** begin PROVIDED DATA **
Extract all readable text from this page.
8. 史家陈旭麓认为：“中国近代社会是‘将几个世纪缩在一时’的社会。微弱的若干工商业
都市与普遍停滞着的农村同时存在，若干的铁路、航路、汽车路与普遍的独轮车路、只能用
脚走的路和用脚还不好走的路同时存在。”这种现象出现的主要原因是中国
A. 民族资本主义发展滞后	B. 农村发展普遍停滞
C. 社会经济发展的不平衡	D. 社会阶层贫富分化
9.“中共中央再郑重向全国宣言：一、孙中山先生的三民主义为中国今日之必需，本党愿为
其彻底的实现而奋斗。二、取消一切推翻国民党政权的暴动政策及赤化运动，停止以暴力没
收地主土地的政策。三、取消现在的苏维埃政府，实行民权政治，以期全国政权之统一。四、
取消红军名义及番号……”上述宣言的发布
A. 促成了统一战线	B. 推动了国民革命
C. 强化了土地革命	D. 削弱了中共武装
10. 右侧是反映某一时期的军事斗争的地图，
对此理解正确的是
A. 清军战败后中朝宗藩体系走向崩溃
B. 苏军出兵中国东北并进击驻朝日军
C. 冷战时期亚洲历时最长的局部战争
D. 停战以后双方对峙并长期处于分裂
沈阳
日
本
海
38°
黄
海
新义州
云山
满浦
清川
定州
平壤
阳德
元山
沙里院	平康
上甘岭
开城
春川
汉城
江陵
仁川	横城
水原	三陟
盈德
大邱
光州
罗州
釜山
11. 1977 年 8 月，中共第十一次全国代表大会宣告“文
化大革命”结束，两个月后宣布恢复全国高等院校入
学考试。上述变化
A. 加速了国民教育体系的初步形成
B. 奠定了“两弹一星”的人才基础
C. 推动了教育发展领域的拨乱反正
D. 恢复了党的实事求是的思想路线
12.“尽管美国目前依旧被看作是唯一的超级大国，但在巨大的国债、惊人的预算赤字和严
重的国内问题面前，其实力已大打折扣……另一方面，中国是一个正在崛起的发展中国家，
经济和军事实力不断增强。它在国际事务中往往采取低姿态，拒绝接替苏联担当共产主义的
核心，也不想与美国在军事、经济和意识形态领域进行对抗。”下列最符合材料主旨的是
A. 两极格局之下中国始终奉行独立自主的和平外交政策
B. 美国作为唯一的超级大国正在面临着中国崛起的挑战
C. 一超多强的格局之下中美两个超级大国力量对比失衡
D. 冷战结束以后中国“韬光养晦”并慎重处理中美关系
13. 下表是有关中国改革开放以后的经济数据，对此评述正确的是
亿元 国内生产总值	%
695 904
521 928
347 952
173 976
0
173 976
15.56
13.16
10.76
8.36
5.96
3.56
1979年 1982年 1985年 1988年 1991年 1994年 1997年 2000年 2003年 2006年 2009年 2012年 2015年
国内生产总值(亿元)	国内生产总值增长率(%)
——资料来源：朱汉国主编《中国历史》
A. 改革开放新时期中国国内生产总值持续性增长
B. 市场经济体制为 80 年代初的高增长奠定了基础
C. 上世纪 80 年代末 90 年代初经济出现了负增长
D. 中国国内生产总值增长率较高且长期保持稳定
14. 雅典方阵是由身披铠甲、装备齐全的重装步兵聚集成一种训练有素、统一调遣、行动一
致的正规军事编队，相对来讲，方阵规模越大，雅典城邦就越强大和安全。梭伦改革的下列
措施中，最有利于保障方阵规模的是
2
** end PROVIDED DATA **
* **STATED TASK**: All of the data above should be transcribed exactly.

* **WORKED ANSWER**:
Extract all readable text from this page.
8. 史家陈旭麓认为：“中国近代社会是‘将几个世纪缩在一时’的社会。微弱的若干工商业
都市与普遍停滞着的农村同时存在，若干的铁路、航路、汽车路与普遍的独轮车路、只能用
脚走的路和用脚还不好走的路同时存在。”这种现象出现的主要原因是中国
A. 民族资本主义发展滞后	B. 农村发展普遍停滞
C. 社会经济发展的不平衡	D. 社会阶层贫富分化
9.“中共中央再郑重向全国宣言：一、孙中山先生的三民主义为中国今日之必需，本党愿为
其彻底的实现而奋斗。二、取消一切推翻国民党政权的暴动政策及赤化运动，停止以暴力没
收地主土地的政策。三、取消现在的苏维埃政府，实行民权政治，以期全国政权之统一。四、
取消红军名义及番号……”上述宣言的发布
A. 促成了统一战线	B. 推动了国民革命
C. 强化了土地革命	D. 削弱了中共武装
10. 右侧是反映某一时期的军事斗争的地图，
对此理解正确的是
A. 清军战败后中朝宗藩体系走向崩溃
B. 苏军出兵中国东北并进击驻朝日军
C. 冷战时期亚洲历时最长的局部战争
D. 停战以后双方对峙并长期处于分裂
沈阳
日
本
海
38°
黄
海
新义州
云山
满浦
清川
定州
平壤
阳德
元山
沙里院	平康
上甘岭
开城
春川
汉城
江陵
仁川	横城
水原	三陟
盈德
大邱
光州
罗州
釜山
11. 1977 年 8 月，中共第十一次全国代表大会宣告“文
化大革命”结束，两个月后宣布恢复全国高等院校入
学考试。上述变化
A. 加速了国民教育体系的初步形成
B. 奠定了“两弹一星”的人才基础
C. 推动了教育发展领域的拨乱反正
D. 恢复了党的实事求是的思想路线
12.“尽管美国目前依旧被看作是唯一的超级大国，但在巨大的国债、惊人的预算赤字和严
重的国内问题面前，其实力已大打折扣……另一方面，中国是一个正在崛起的发展中国家，
经济和军事实力不断增强。它在国际事务中往往采取低姿态，拒绝接替苏联担当共产主义的
核心，也不想与美国在军事、经济和意识形态领域进行对抗。”下列最符合材料主旨的是
A. 两极格局之下中国始终奉行独立自主的和平外交政策
B. 美国作为唯一的超级大国正在面临着中国崛起的挑战
C. 一超多强的格局之下中美两个超级大国力量对比失衡
D. 冷战结束以后中国“韬光养晦”并慎重处理中美关系
13. 下表是有关中国改革开放以后的经济数据，对此评述正确的是
亿元 国内生产总值	%
695 904
521 928
347 952
173 976
0
173 976
15.56
13.16
10.76
8.36
5.96
3.56
1979年 1982年 1985年 1988年 1991年 1994年 1997年 2000年 2003年 2006年 2009年 2012年 2015年
国内生产总值(亿元)	国内生产总值增长率(%)
——资料来源：朱汉国主编《中国历史》
A. 改革开放新时期中国国内生产总值持续性增长
B. 市场经济体制为 80 年代初的高增长奠定了基础
C. 上世纪 80 年代末 90 年代初经济出现了负增长
D. 中国国内生产总值增长率较高且长期保持稳定
14. 雅典方阵是由身披铠甲、装备齐全的重装步兵聚集成一种训练有素、统一调遣、行动一
致的正规军事编队，相对来讲，方阵规模越大，雅典城邦就越强大和安全。梭伦改革的下列
措施中，最有利于保障方阵规模的是
2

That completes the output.